## WHAT IS REQUIRED
Can you return every line of the records below verbatim, omitting the pictures from your answer?

## INFORMATION GIVEN
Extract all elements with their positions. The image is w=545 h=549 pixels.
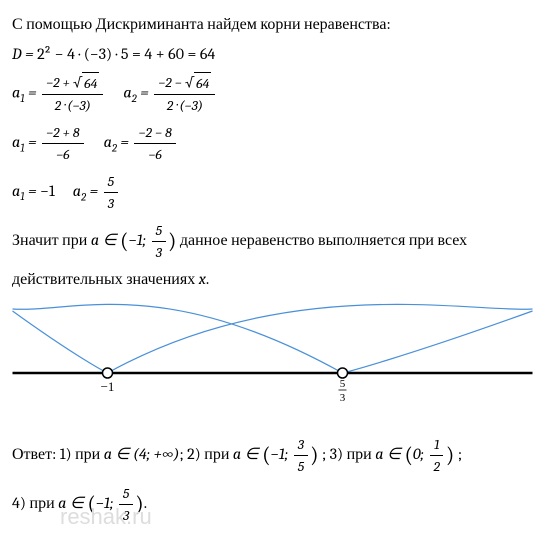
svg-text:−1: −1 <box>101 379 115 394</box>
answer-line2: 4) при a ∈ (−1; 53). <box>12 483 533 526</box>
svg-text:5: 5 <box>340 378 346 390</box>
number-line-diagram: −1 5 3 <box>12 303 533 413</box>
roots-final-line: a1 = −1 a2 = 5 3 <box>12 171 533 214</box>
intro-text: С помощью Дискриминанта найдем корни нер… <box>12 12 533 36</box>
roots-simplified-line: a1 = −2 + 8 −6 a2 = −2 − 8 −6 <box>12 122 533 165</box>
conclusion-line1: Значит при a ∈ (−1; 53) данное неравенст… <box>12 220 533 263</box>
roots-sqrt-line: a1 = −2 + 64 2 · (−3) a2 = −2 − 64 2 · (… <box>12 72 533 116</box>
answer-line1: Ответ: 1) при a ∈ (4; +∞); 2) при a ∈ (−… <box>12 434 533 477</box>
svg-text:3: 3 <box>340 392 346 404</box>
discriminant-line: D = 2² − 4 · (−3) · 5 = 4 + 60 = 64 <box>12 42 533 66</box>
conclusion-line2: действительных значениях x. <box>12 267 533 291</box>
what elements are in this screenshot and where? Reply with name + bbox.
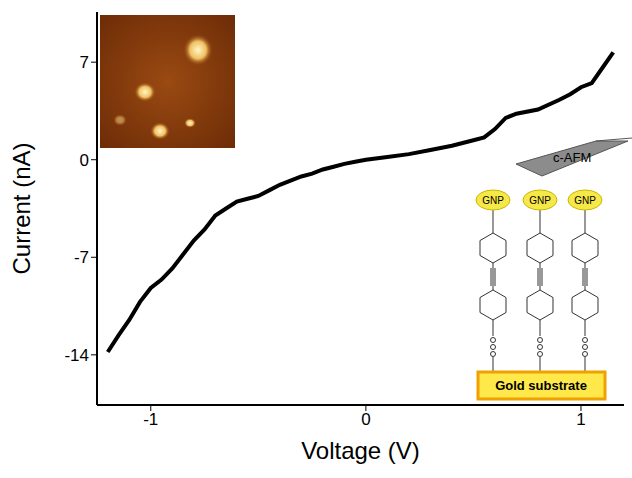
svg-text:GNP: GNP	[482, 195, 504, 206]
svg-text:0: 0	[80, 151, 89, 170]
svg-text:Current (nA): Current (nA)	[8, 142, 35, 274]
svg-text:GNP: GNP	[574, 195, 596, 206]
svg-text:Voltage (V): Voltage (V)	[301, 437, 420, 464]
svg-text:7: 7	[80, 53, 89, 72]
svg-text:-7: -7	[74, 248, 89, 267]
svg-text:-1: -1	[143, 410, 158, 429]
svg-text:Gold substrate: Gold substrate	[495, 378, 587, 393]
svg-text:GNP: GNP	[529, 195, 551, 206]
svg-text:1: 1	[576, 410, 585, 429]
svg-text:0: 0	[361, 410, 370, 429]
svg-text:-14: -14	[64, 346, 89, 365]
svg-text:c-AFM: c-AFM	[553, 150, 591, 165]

## SOLVED EXERCISE
Extract all elements with their positions. The image is w=545 h=549 pixels.
svg-text:−1: −1 <box>101 379 115 394</box>
answer-line2: 4) при a ∈ (−1; 53). <box>12 483 533 526</box>
svg-text:5: 5 <box>340 378 346 390</box>
number-line-diagram: −1 5 3 <box>12 303 533 413</box>
roots-final-line: a1 = −1 a2 = 5 3 <box>12 171 533 214</box>
intro-text: С помощью Дискриминанта найдем корни нер… <box>12 12 533 36</box>
roots-simplified-line: a1 = −2 + 8 −6 a2 = −2 − 8 −6 <box>12 122 533 165</box>
conclusion-line1: Значит при a ∈ (−1; 53) данное неравенст… <box>12 220 533 263</box>
roots-sqrt-line: a1 = −2 + 64 2 · (−3) a2 = −2 − 64 2 · (… <box>12 72 533 116</box>
answer-line1: Ответ: 1) при a ∈ (4; +∞); 2) при a ∈ (−… <box>12 434 533 477</box>
svg-text:3: 3 <box>340 392 346 404</box>
discriminant-line: D = 2² − 4 · (−3) · 5 = 4 + 60 = 64 <box>12 42 533 66</box>
conclusion-line2: действительных значениях x. <box>12 267 533 291</box>
what elements are in this screenshot and where? Reply with name + bbox.
svg-text:GNP: GNP	[482, 195, 504, 206]
svg-text:0: 0	[80, 151, 89, 170]
svg-text:Current (nA): Current (nA)	[8, 142, 35, 274]
svg-text:GNP: GNP	[574, 195, 596, 206]
svg-text:Voltage (V): Voltage (V)	[301, 437, 420, 464]
svg-text:7: 7	[80, 53, 89, 72]
svg-text:-7: -7	[74, 248, 89, 267]
svg-text:-1: -1	[143, 410, 158, 429]
svg-text:Gold substrate: Gold substrate	[495, 378, 587, 393]
svg-text:GNP: GNP	[529, 195, 551, 206]
svg-text:1: 1	[576, 410, 585, 429]
svg-text:0: 0	[361, 410, 370, 429]
svg-text:-14: -14	[64, 346, 89, 365]
svg-text:c-AFM: c-AFM	[553, 150, 591, 165]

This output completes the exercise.